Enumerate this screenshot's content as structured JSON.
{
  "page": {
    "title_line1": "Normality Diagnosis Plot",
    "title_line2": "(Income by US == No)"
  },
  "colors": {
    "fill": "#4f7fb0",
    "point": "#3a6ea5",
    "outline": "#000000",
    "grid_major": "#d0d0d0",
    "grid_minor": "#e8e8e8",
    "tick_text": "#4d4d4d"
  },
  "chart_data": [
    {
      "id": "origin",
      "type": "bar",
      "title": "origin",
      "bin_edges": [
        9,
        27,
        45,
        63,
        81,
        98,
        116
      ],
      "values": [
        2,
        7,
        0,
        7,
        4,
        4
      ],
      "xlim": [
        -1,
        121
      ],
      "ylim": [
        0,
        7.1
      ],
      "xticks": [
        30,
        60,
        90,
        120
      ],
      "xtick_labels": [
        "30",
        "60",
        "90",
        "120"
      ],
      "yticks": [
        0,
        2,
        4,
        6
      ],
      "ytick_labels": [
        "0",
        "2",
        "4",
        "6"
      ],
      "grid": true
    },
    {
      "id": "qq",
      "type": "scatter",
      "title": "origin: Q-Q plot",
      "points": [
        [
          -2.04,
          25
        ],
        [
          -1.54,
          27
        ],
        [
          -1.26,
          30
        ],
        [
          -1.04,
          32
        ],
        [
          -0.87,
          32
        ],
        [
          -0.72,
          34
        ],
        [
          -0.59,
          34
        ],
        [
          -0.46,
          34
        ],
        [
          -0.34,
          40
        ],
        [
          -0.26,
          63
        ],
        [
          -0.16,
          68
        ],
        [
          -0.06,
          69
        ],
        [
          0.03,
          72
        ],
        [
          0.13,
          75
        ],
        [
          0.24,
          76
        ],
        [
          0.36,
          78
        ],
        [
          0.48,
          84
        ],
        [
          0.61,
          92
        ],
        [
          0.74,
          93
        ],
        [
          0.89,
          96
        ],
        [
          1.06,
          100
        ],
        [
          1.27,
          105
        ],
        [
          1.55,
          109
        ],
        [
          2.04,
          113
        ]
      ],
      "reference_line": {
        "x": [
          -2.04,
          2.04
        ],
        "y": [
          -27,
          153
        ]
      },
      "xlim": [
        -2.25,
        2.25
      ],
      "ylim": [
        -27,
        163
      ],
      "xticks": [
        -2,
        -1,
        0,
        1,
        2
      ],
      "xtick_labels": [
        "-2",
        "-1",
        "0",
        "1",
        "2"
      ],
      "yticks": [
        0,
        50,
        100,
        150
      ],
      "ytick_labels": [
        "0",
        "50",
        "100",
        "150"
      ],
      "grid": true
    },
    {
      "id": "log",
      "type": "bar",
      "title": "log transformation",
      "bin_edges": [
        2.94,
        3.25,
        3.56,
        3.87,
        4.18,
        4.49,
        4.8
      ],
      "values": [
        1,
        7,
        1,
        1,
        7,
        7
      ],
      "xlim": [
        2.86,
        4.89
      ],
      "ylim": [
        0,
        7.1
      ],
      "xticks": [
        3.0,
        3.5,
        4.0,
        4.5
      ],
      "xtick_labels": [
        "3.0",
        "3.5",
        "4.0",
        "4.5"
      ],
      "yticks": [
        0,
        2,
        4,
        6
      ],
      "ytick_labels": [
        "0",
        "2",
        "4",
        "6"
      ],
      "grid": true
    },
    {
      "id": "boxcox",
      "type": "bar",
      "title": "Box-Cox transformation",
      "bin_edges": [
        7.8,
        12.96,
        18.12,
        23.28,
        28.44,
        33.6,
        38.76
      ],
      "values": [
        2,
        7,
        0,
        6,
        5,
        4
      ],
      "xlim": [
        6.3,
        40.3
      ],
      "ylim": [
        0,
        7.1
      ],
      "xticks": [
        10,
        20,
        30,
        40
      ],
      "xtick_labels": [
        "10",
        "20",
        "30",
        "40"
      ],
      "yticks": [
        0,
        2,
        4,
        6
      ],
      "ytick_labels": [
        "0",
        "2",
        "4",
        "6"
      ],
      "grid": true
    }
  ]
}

- - -

Your goal: Using the listing above, retype each line exactly.

Final result:
Enumerate this screenshot's content as structured JSON.
{
  "page": {
    "title_line1": "Normality Diagnosis Plot",
    "title_line2": "(Income by US == No)"
  },
  "colors": {
    "fill": "#4f7fb0",
    "point": "#3a6ea5",
    "outline": "#000000",
    "grid_major": "#d0d0d0",
    "grid_minor": "#e8e8e8",
    "tick_text": "#4d4d4d"
  },
  "chart_data": [
    {
      "id": "origin",
      "type": "bar",
      "title": "origin",
      "bin_edges": [
        9,
        27,
        45,
        63,
        81,
        98,
        116
      ],
      "values": [
        2,
        7,
        0,
        7,
        4,
        4
      ],
      "xlim": [
        -1,
        121
      ],
      "ylim": [
        0,
        7.1
      ],
      "xticks": [
        30,
        60,
        90,
        120
      ],
      "xtick_labels": [
        "30",
        "60",
        "90",
        "120"
      ],
      "yticks": [
        0,
        2,
        4,
        6
      ],
      "ytick_labels": [
        "0",
        "2",
        "4",
        "6"
      ],
      "grid": true
    },
    {
      "id": "qq",
      "type": "scatter",
      "title": "origin: Q-Q plot",
      "points": [
        [
          -2.04,
          25
        ],
        [
          -1.54,
          27
        ],
        [
          -1.26,
          30
        ],
        [
          -1.04,
          32
        ],
        [
          -0.87,
          32
        ],
        [
          -0.72,
          34
        ],
        [
          -0.59,
          34
        ],
        [
          -0.46,
          34
        ],
        [
          -0.34,
          40
        ],
        [
          -0.26,
          63
        ],
        [
          -0.16,
          68
        ],
        [
          -0.06,
          69
        ],
        [
          0.03,
          72
        ],
        [
          0.13,
          75
        ],
        [
          0.24,
          76
        ],
        [
          0.36,
          78
        ],
        [
          0.48,
          84
        ],
        [
          0.61,
          92
        ],
        [
          0.74,
          93
        ],
        [
          0.89,
          96
        ],
        [
          1.06,
          100
        ],
        [
          1.27,
          105
        ],
        [
          1.55,
          109
        ],
        [
          2.04,
          113
        ]
      ],
      "reference_line": {
        "x": [
          -2.04,
          2.04
        ],
        "y": [
          -27,
          153
        ]
      },
      "xlim": [
        -2.25,
        2.25
      ],
      "ylim": [
        -27,
        163
      ],
      "xticks": [
        -2,
        -1,
        0,
        1,
        2
      ],
      "xtick_labels": [
        "-2",
        "-1",
        "0",
        "1",
        "2"
      ],
      "yticks": [
        0,
        50,
        100,
        150
      ],
      "ytick_labels": [
        "0",
        "50",
        "100",
        "150"
      ],
      "grid": true
    },
    {
      "id": "log",
      "type": "bar",
      "title": "log transformation",
      "bin_edges": [
        2.94,
        3.25,
        3.56,
        3.87,
        4.18,
        4.49,
        4.8
      ],
      "values": [
        1,
        7,
        1,
        1,
        7,
        7
      ],
      "xlim": [
        2.86,
        4.89
      ],
      "ylim": [
        0,
        7.1
      ],
      "xticks": [
        3.0,
        3.5,
        4.0,
        4.5
      ],
      "xtick_labels": [
        "3.0",
        "3.5",
        "4.0",
        "4.5"
      ],
      "yticks": [
        0,
        2,
        4,
        6
      ],
      "ytick_labels": [
        "0",
        "2",
        "4",
        "6"
      ],
      "grid": true
    },
    {
      "id": "boxcox",
      "type": "bar",
      "title": "Box-Cox transformation",
      "bin_edges": [
        7.8,
        12.96,
        18.12,
        23.28,
        28.44,
        33.6,
        38.76
      ],
      "values": [
        2,
        7,
        0,
        6,
        5,
        4
      ],
      "xlim": [
        6.3,
        40.3
      ],
      "ylim": [
        0,
        7.1
      ],
      "xticks": [
        10,
        20,
        30,
        40
      ],
      "xtick_labels": [
        "10",
        "20",
        "30",
        "40"
      ],
      "yticks": [
        0,
        2,
        4,
        6
      ],
      "ytick_labels": [
        "0",
        "2",
        "4",
        "6"
      ],
      "grid": true
    }
  ]
}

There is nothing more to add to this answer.